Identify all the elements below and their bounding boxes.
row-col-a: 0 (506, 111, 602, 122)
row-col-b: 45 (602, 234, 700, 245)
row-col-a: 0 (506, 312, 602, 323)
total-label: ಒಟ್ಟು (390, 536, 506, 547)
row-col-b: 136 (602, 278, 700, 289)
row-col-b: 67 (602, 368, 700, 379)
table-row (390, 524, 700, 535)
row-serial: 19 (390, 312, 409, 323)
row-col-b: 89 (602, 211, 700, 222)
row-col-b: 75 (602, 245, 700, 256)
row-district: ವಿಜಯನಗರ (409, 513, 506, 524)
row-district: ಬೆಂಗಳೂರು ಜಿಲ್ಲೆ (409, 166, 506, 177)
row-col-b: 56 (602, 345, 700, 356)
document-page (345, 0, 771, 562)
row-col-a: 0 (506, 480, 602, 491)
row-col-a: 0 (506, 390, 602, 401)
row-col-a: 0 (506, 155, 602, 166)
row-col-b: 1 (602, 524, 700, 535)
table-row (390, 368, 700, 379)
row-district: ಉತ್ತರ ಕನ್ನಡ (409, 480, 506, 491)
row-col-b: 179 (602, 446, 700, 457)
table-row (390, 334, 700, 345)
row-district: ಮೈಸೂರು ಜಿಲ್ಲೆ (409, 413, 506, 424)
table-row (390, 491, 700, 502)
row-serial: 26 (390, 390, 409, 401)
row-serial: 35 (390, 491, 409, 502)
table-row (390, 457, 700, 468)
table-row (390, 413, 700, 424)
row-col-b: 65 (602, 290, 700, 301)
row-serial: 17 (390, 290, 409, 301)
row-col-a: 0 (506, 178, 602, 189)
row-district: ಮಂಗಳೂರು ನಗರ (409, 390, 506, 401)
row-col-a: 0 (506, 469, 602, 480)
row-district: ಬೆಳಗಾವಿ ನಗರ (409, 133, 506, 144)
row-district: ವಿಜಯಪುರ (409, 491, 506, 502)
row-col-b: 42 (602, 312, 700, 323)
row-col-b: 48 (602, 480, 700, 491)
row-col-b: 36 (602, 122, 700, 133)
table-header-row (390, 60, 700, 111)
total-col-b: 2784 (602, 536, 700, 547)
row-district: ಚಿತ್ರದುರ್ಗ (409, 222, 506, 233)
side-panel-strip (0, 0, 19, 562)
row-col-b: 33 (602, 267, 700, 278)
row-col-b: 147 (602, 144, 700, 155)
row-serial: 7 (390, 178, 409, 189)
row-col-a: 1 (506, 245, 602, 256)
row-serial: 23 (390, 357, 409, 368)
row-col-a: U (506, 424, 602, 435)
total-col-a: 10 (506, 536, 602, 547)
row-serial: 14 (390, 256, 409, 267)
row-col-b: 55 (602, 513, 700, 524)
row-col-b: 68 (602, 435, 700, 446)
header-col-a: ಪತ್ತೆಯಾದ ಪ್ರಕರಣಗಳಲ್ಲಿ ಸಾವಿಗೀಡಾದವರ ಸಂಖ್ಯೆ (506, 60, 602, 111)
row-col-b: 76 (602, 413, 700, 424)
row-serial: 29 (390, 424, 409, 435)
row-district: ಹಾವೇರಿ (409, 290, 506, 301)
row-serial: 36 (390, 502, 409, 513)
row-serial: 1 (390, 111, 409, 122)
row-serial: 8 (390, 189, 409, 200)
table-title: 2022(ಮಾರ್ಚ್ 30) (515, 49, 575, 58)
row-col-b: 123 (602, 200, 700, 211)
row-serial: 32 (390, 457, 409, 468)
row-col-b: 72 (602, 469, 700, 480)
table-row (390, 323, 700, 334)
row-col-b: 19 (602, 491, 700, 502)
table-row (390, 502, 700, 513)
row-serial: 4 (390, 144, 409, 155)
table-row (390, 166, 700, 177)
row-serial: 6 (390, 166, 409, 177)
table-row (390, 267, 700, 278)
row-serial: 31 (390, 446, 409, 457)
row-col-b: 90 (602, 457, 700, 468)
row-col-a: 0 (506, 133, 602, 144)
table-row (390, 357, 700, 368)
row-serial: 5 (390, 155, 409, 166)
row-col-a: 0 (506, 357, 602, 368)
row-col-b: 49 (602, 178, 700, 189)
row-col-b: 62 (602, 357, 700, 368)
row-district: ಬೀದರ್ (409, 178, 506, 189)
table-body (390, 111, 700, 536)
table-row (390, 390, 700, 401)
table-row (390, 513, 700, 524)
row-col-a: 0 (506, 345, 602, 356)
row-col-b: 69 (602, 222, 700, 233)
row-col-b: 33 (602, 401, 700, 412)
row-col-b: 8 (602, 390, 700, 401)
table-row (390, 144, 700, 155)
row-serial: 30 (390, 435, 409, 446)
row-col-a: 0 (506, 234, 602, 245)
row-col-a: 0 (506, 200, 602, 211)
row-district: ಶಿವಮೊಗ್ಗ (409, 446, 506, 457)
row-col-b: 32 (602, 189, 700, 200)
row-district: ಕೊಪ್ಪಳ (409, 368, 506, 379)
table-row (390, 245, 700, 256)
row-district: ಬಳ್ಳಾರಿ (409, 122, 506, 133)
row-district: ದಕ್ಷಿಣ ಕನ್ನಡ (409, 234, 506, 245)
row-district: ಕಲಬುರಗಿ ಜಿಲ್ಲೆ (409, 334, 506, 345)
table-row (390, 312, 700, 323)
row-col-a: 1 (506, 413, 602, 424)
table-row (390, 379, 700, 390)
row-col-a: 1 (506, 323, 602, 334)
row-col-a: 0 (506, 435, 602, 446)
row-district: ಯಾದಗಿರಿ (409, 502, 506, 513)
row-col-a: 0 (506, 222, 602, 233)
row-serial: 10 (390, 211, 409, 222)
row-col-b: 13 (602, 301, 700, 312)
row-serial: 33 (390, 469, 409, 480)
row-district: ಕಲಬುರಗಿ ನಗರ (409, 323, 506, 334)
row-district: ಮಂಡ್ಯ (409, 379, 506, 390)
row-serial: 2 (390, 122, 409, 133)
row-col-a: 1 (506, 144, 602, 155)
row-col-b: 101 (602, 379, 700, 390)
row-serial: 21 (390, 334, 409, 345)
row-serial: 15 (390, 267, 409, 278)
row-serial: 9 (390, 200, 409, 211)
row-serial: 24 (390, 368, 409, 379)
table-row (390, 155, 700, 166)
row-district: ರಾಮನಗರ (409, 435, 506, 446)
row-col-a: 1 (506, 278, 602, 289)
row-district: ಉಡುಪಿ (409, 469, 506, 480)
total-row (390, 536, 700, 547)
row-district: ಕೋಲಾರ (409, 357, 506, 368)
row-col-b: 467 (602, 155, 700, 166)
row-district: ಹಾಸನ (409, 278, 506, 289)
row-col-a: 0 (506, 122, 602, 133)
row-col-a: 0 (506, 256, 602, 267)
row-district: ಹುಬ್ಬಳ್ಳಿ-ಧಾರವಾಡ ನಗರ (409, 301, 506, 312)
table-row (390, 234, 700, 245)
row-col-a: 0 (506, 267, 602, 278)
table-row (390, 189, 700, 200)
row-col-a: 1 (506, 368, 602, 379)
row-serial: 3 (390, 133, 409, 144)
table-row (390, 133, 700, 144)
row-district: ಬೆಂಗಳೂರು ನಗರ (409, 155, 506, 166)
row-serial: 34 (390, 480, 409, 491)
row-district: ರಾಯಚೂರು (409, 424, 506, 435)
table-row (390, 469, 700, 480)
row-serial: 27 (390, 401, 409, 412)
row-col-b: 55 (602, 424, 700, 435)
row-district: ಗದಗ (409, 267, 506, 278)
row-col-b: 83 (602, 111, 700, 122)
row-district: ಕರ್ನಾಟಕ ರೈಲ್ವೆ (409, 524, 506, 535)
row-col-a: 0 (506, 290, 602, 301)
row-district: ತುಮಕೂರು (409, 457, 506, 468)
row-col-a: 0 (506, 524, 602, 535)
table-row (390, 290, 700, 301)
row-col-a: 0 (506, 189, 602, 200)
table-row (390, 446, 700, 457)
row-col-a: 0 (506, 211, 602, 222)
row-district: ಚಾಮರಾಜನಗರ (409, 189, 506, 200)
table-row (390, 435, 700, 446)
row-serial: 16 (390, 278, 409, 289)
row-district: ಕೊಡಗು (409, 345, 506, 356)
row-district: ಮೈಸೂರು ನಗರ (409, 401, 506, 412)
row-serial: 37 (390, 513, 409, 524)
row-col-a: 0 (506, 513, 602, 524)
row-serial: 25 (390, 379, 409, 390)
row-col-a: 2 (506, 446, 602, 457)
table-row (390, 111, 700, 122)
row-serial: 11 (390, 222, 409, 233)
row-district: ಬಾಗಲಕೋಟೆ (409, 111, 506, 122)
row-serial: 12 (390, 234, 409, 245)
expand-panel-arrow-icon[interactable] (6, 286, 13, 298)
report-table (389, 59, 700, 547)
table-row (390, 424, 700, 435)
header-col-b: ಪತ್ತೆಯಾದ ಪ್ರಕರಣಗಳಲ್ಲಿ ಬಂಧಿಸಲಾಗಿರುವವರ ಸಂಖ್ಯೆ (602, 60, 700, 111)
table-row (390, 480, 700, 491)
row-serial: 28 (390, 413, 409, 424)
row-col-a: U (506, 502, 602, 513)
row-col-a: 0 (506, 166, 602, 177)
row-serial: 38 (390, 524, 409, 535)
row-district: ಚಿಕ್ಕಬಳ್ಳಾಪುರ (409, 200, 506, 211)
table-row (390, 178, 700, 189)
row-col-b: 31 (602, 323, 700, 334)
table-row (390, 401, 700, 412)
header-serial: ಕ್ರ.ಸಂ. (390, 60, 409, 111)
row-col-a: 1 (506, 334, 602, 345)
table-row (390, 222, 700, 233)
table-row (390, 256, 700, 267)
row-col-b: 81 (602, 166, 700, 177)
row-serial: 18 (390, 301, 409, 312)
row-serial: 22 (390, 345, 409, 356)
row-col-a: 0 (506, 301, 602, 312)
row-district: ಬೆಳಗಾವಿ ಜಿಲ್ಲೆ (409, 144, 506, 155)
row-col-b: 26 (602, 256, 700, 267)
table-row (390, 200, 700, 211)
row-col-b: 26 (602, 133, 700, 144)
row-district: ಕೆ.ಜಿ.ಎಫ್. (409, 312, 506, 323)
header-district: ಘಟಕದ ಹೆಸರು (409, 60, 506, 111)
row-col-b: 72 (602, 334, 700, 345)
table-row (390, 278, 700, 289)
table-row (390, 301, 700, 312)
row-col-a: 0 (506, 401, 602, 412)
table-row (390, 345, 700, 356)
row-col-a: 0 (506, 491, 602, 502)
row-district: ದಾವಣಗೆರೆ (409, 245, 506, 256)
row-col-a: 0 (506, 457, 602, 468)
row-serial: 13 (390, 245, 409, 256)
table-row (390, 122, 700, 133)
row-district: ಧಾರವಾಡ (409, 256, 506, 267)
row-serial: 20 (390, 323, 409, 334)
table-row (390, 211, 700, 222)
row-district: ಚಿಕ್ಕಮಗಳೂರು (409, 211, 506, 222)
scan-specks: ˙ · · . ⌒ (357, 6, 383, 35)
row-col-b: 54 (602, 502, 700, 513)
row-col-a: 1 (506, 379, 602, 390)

::::

• Given task:
Rewrite the records as a Markdown table with the columns Row and Line. Start at the first line of the records, stop after the line that contains "row-district: ಬೆಳಗಾವಿ ನಗರ", and leave out blank lines.

• Result for this task:
| Row | Line |
|---|---|
| 1 | Identify all the elements below and their bounding boxes. |
| 2 | row-col-a: 0 (506, 111, 602, 122) |
| 3 | row-col-b: 45 (602, 234, 700, 245) |
| 4 | row-col-a: 0 (506, 312, 602, 323) |
| 5 | total-label: ಒಟ್ಟು (390, 536, 506, 547) |
| 6 | row-col-b: 136 (602, 278, 700, 289) |
| 7 | row-col-b: 67 (602, 368, 700, 379) |
| 8 | table-row (390, 524, 700, 535) |
| 9 | row-serial: 19 (390, 312, 409, 323) |
| 10 | row-col-b: 89 (602, 211, 700, 222) |
| 11 | row-col-b: 75 (602, 245, 700, 256) |
| 12 | row-district: ವಿಜಯನಗರ (409, 513, 506, 524) |
| 13 | row-district: ಬೆಂಗಳೂರು ಜಿಲ್ಲೆ (409, 166, 506, 177) |
| 14 | row-col-b: 56 (602, 345, 700, 356) |
| 15 | document-page (345, 0, 771, 562) |
| 16 | row-col-a: 0 (506, 480, 602, 491) |
| 17 | row-col-a: 0 (506, 390, 602, 401) |
| 18 | row-col-a: 0 (506, 155, 602, 166) |
| 19 | row-col-b: 1 (602, 524, 700, 535) |
| 20 | table-row (390, 368, 700, 379) |
| 21 | row-district: ಉತ್ತರ ಕನ್ನಡ (409, 480, 506, 491) |
| 22 | row-col-b: 179 (602, 446, 700, 457) |
| 23 | table-row (390, 334, 700, 345) |
| 24 | row-district: ಮೈಸೂರು ಜಿಲ್ಲೆ (409, 413, 506, 424) |
| 25 | table-row (390, 491, 700, 502) |
| 26 | row-serial: 26 (390, 390, 409, 401) |
| 27 | row-serial: 35 (390, 491, 409, 502) |
| 28 | table-row (390, 457, 700, 468) |
| 29 | table-row (390, 413, 700, 424) |
| 30 | row-col-b: 65 (602, 290, 700, 301) |
| 31 | row-serial: 17 (390, 290, 409, 301) |
| 32 | row-col-a: 0 (506, 178, 602, 189) |
| 33 | row-district: ಮಂಗಳೂರು ನಗರ (409, 390, 506, 401) |
| 34 | row-col-a: 0 (506, 469, 602, 480) |
| 35 | row-district: ಬೆಳಗಾವಿ ನಗರ (409, 133, 506, 144) |